Directions for this task | Pull out every line from the listing that has the word "prices".

The records |
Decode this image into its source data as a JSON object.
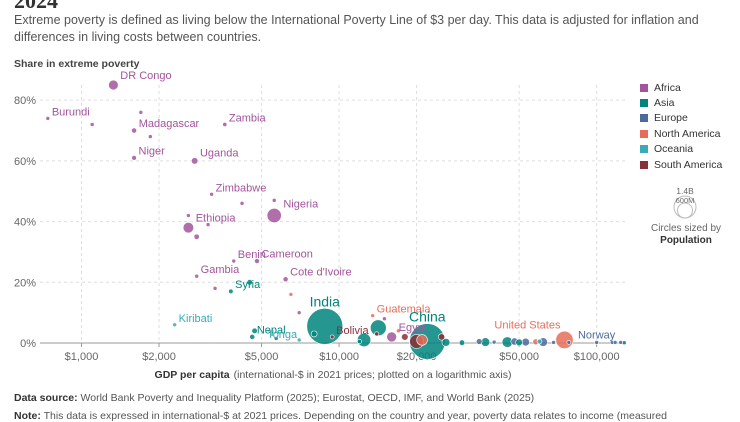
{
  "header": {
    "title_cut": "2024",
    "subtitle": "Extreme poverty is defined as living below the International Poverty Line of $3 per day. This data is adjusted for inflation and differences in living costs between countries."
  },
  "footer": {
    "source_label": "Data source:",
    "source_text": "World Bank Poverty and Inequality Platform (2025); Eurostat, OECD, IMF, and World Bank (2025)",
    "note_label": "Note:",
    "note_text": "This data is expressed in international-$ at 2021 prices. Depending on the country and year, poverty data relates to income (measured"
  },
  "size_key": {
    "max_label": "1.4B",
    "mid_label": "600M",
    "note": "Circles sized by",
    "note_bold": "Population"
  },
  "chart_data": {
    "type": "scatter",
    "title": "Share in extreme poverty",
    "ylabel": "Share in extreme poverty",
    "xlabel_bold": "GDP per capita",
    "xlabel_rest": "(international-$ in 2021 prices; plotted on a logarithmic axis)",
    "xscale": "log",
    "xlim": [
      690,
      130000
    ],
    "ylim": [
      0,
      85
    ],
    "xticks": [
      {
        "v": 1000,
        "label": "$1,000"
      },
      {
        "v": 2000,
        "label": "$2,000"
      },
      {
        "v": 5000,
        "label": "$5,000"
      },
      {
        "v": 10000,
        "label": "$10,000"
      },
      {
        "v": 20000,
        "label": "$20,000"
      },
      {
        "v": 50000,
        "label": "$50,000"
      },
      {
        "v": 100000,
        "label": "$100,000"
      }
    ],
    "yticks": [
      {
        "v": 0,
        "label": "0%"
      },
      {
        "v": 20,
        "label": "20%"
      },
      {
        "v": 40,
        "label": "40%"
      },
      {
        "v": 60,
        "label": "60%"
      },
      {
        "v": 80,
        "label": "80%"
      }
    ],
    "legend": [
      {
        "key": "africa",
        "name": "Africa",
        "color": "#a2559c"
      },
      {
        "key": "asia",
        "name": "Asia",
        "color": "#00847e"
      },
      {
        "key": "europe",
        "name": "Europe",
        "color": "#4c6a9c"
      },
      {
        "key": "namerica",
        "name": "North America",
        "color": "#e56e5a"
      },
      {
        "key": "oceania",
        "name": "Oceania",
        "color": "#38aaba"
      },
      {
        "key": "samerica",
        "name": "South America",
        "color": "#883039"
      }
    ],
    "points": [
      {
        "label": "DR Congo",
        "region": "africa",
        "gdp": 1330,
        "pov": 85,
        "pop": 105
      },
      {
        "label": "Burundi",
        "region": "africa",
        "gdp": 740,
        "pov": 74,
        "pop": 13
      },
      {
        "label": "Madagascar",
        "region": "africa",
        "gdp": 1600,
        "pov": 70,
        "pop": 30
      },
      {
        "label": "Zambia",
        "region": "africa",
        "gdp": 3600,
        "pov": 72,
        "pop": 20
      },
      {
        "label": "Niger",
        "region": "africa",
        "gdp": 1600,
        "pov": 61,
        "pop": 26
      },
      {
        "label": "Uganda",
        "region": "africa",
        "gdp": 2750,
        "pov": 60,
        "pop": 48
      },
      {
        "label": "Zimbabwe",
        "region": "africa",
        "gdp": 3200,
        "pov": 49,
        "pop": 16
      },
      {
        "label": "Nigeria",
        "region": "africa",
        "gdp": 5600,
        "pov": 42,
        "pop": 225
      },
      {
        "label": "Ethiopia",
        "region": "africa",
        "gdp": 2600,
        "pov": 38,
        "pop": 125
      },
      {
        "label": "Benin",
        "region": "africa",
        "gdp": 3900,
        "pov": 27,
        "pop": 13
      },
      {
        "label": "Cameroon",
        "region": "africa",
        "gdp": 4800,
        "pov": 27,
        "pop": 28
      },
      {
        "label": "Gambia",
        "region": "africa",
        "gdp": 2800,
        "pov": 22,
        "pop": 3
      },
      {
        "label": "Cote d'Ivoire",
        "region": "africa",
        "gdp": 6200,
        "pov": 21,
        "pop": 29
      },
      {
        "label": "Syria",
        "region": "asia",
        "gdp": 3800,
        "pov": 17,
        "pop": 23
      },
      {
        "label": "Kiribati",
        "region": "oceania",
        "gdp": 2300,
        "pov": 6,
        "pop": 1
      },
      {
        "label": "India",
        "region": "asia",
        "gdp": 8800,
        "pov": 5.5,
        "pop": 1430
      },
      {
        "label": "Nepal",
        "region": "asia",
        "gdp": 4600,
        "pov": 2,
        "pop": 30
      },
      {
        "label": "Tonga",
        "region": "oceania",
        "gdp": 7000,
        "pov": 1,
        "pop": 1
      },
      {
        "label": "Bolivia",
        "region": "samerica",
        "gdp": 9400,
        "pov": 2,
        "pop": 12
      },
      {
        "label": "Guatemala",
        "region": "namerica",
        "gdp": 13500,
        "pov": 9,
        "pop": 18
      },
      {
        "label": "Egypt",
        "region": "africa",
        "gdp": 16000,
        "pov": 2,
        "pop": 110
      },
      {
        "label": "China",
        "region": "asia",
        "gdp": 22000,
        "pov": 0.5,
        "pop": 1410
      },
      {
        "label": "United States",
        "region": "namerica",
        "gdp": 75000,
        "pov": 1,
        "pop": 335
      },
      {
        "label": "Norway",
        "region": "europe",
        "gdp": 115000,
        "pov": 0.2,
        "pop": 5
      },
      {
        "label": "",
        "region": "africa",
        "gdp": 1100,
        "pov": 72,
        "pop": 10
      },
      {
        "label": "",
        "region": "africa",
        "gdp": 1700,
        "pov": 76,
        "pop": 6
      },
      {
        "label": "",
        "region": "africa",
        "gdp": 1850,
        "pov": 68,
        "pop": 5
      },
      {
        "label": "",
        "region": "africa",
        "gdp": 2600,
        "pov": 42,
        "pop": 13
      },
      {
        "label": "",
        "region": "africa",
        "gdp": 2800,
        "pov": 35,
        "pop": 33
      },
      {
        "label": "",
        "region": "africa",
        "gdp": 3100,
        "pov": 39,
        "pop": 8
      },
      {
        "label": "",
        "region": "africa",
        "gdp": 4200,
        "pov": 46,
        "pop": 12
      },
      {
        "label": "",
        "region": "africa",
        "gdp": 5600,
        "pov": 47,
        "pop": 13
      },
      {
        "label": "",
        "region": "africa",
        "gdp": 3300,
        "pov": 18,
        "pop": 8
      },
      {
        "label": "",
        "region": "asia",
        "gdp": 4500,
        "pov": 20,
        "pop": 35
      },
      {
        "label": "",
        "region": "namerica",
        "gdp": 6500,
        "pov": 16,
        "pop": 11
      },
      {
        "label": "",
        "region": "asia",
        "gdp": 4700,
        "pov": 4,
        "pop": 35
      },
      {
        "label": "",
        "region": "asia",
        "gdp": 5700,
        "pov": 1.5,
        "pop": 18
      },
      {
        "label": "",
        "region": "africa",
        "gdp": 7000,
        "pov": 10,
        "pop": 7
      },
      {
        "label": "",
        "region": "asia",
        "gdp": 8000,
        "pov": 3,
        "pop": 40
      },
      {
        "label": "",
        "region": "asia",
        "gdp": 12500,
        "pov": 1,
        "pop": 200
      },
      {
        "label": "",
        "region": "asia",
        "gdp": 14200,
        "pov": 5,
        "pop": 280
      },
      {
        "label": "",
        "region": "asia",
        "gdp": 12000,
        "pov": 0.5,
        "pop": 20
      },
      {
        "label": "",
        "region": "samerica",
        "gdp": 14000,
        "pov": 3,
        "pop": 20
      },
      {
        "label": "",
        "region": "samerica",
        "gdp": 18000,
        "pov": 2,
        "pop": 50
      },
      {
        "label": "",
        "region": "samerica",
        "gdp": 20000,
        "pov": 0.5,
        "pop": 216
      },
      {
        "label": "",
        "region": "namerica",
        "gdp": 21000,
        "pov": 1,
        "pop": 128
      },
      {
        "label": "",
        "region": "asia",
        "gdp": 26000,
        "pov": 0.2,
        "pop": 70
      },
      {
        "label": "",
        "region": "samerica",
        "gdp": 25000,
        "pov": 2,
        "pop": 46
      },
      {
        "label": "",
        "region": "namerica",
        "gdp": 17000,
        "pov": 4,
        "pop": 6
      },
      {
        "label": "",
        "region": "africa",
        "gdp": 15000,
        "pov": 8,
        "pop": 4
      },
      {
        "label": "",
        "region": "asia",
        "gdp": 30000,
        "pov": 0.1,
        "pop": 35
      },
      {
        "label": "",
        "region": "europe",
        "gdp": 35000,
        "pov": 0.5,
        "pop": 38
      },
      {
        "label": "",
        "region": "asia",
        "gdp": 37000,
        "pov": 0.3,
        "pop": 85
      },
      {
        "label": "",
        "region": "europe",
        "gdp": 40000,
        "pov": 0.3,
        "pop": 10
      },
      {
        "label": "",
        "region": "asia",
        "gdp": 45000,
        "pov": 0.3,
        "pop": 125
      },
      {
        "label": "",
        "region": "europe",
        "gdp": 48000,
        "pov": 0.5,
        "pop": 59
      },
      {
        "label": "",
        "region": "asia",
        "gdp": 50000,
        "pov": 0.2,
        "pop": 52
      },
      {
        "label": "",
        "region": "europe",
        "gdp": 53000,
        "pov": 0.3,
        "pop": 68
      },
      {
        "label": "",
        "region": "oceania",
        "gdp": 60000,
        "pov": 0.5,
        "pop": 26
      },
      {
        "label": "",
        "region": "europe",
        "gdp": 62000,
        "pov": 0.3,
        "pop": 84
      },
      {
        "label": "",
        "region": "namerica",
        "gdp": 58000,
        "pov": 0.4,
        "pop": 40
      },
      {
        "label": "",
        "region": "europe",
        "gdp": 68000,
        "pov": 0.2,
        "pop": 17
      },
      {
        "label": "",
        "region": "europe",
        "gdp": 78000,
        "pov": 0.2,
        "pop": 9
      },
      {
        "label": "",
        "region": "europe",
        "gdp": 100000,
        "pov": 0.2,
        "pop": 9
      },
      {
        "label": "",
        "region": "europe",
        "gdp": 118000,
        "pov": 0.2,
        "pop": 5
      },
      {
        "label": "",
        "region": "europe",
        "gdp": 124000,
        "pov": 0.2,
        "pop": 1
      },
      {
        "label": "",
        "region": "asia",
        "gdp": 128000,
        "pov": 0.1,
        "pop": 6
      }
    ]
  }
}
--
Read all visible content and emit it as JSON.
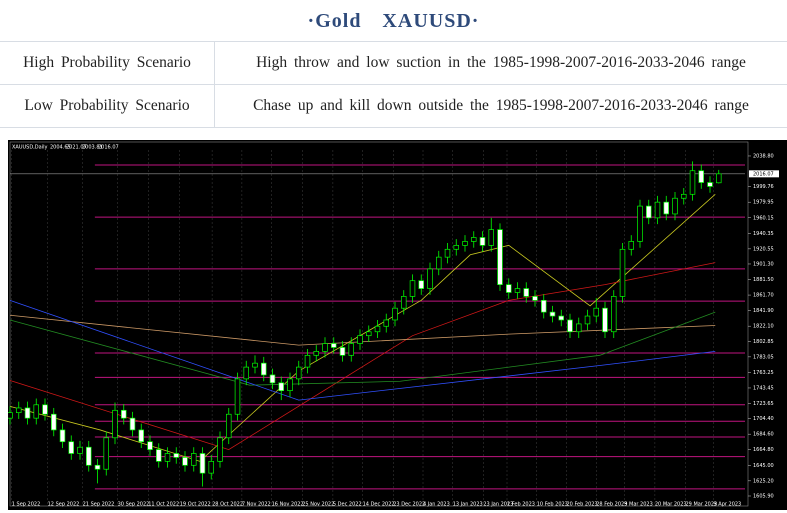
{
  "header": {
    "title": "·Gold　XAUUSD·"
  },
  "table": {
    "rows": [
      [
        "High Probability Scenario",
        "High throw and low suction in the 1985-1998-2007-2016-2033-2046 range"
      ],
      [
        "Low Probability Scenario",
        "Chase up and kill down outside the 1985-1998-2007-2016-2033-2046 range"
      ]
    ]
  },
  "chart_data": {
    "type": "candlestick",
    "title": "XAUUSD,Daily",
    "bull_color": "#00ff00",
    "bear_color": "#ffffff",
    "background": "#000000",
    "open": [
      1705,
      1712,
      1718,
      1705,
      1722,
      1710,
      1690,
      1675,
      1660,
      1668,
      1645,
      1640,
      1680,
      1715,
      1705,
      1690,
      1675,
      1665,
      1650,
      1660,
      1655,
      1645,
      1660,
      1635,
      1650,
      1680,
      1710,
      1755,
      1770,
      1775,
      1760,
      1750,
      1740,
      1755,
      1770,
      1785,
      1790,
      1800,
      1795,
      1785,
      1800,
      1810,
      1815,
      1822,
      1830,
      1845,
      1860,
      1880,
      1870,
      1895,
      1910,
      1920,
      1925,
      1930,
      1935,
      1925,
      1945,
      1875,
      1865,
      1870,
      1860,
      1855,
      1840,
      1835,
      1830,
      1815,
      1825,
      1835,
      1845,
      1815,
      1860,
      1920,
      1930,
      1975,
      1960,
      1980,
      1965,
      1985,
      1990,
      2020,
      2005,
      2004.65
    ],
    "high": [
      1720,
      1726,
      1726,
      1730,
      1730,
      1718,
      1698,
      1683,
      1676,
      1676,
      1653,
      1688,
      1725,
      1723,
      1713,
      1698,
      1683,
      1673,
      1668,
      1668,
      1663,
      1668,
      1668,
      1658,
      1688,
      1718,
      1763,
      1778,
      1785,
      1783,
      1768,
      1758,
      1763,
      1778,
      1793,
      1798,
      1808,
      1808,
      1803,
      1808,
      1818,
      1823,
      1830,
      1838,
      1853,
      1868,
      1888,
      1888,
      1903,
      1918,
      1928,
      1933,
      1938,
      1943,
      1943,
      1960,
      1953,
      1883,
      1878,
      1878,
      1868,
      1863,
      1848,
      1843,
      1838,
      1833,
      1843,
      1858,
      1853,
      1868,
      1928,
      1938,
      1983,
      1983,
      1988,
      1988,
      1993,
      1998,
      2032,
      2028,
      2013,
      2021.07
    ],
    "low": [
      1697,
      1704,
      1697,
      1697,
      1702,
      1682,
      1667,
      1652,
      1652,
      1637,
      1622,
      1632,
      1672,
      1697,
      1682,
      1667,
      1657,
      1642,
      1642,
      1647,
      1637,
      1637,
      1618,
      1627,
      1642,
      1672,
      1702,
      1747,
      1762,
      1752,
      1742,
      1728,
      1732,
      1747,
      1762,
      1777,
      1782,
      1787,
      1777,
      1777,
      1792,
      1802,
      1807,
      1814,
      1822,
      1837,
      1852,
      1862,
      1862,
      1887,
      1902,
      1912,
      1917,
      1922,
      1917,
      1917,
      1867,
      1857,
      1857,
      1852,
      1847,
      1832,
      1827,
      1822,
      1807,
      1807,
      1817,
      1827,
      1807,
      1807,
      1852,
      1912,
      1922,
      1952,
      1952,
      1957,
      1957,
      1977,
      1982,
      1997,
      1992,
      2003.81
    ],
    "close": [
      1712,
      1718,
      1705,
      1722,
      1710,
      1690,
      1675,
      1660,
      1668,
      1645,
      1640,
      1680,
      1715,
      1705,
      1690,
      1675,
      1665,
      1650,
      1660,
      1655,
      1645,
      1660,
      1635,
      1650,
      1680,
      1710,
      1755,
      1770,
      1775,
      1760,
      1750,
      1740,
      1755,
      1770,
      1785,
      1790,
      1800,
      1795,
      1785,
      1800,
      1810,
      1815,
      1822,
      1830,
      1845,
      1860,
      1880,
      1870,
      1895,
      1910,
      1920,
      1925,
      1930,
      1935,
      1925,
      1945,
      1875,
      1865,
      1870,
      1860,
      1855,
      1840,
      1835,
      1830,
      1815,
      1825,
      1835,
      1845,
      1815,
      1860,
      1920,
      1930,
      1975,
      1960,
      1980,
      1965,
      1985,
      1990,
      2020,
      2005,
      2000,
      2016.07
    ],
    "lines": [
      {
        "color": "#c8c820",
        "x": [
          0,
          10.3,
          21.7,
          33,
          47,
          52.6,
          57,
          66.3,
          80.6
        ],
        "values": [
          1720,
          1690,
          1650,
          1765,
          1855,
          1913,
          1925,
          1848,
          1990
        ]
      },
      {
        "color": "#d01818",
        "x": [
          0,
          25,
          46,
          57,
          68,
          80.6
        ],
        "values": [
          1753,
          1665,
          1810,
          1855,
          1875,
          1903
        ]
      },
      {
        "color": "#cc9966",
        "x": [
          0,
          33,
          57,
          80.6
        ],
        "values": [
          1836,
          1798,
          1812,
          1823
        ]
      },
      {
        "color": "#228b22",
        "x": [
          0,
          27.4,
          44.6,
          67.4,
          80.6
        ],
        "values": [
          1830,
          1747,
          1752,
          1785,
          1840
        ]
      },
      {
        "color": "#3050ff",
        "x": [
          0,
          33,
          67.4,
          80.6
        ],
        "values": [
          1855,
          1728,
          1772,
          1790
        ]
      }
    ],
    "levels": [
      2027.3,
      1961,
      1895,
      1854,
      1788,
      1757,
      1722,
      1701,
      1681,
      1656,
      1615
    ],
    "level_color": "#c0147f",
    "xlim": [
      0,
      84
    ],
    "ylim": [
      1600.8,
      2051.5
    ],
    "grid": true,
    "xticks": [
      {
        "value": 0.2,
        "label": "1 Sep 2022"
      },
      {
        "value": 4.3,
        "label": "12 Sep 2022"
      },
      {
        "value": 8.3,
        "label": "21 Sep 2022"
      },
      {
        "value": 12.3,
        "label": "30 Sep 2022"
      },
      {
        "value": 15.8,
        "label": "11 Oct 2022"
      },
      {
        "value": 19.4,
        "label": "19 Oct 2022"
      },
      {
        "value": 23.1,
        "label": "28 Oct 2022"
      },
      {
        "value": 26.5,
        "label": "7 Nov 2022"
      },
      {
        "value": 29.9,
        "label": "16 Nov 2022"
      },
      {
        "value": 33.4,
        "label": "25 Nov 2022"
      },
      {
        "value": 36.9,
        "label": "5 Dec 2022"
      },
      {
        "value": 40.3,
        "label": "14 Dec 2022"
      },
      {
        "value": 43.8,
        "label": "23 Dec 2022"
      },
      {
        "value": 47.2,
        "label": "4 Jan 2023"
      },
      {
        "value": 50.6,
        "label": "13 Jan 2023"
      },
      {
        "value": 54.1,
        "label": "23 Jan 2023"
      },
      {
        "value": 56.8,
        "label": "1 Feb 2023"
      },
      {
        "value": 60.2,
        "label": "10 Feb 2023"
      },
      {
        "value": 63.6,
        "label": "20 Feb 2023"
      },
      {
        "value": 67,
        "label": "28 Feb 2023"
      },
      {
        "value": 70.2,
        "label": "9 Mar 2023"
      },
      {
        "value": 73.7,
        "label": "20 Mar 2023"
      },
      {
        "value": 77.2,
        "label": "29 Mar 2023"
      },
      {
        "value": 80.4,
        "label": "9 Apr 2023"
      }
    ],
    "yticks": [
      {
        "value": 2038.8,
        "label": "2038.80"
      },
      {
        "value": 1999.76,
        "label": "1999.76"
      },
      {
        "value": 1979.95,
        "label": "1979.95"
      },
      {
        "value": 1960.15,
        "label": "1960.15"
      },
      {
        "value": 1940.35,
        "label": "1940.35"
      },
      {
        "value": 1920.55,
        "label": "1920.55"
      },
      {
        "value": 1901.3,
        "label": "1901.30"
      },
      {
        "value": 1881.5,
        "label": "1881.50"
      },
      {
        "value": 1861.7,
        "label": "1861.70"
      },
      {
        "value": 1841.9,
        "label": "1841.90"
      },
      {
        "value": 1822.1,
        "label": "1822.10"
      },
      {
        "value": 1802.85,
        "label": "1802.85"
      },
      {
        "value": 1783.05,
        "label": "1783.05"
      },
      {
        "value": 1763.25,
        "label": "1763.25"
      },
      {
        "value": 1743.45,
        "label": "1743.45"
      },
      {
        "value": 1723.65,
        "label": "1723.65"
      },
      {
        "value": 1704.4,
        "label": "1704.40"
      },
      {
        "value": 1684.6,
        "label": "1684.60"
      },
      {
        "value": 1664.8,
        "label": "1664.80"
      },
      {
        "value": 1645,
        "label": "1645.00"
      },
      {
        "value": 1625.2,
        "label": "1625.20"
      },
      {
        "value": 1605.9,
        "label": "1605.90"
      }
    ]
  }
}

Result of this exercise |
    "note_text": "This data is expressed in international-$ at 2021 prices. Depending on the country and year, poverty data relates to income (measured"
    "xlabel_rest": "(international-$ in 2021 prices; plotted on a logarithmic axis)",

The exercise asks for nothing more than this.